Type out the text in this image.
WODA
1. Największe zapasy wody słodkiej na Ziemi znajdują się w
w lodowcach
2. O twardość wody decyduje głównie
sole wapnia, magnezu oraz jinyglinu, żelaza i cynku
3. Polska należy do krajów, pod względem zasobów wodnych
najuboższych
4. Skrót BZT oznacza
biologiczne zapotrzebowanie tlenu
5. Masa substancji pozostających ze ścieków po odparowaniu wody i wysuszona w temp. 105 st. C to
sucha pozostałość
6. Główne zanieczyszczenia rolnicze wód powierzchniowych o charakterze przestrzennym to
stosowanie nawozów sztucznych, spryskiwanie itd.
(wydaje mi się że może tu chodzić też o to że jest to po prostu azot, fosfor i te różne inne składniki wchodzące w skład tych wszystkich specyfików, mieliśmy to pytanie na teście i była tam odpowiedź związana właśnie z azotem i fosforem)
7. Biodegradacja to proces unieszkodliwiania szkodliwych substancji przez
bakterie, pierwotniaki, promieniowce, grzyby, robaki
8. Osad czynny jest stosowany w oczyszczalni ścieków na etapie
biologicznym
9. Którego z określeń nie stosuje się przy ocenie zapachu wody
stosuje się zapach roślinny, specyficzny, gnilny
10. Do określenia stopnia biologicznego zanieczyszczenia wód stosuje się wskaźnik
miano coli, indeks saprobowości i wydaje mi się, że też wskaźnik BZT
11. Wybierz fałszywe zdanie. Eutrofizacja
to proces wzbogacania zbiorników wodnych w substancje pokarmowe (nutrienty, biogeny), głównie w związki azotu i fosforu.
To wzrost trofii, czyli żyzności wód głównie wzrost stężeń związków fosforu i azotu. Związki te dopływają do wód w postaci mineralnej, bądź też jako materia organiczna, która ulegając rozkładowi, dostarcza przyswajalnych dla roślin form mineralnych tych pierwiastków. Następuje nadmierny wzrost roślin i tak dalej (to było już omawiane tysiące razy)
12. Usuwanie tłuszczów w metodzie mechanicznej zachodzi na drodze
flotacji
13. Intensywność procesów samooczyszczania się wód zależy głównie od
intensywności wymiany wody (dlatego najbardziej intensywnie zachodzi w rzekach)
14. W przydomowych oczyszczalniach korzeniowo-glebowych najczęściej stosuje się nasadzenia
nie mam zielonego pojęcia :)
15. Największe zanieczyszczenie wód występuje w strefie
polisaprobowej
#####
__SHORT PROBLEM__.
Nothing should be changed: write out all of the data as is.

__TASK SOLUTION__.
Type out the text in this image.
WODA
1. Największe zapasy wody słodkiej na Ziemi znajdują się w
w lodowcach
2. O twardość wody decyduje głównie
sole wapnia, magnezu oraz jinyglinu, żelaza i cynku
3. Polska należy do krajów, pod względem zasobów wodnych
najuboższych
4. Skrót BZT oznacza
biologiczne zapotrzebowanie tlenu
5. Masa substancji pozostających ze ścieków po odparowaniu wody i wysuszona w temp. 105 st. C to
sucha pozostałość
6. Główne zanieczyszczenia rolnicze wód powierzchniowych o charakterze przestrzennym to
stosowanie nawozów sztucznych, spryskiwanie itd.
(wydaje mi się że może tu chodzić też o to że jest to po prostu azot, fosfor i te różne inne składniki wchodzące w skład tych wszystkich specyfików, mieliśmy to pytanie na teście i była tam odpowiedź związana właśnie z azotem i fosforem)
7. Biodegradacja to proces unieszkodliwiania szkodliwych substancji przez
bakterie, pierwotniaki, promieniowce, grzyby, robaki
8. Osad czynny jest stosowany w oczyszczalni ścieków na etapie
biologicznym
9. Którego z określeń nie stosuje się przy ocenie zapachu wody
stosuje się zapach roślinny, specyficzny, gnilny
10. Do określenia stopnia biologicznego zanieczyszczenia wód stosuje się wskaźnik
miano coli, indeks saprobowości i wydaje mi się, że też wskaźnik BZT
11. Wybierz fałszywe zdanie. Eutrofizacja
to proces wzbogacania zbiorników wodnych w substancje pokarmowe (nutrienty, biogeny), głównie w związki azotu i fosforu.
To wzrost trofii, czyli żyzności wód głównie wzrost stężeń związków fosforu i azotu. Związki te dopływają do wód w postaci mineralnej, bądź też jako materia organiczna, która ulegając rozkładowi, dostarcza przyswajalnych dla roślin form mineralnych tych pierwiastków. Następuje nadmierny wzrost roślin i tak dalej (to było już omawiane tysiące razy)
12. Usuwanie tłuszczów w metodzie mechanicznej zachodzi na drodze
flotacji
13. Intensywność procesów samooczyszczania się wód zależy głównie od
intensywności wymiany wody (dlatego najbardziej intensywnie zachodzi w rzekach)
14. W przydomowych oczyszczalniach korzeniowo-glebowych najczęściej stosuje się nasadzenia
nie mam zielonego pojęcia :)
15. Największe zanieczyszczenie wód występuje w strefie
polisaprobowej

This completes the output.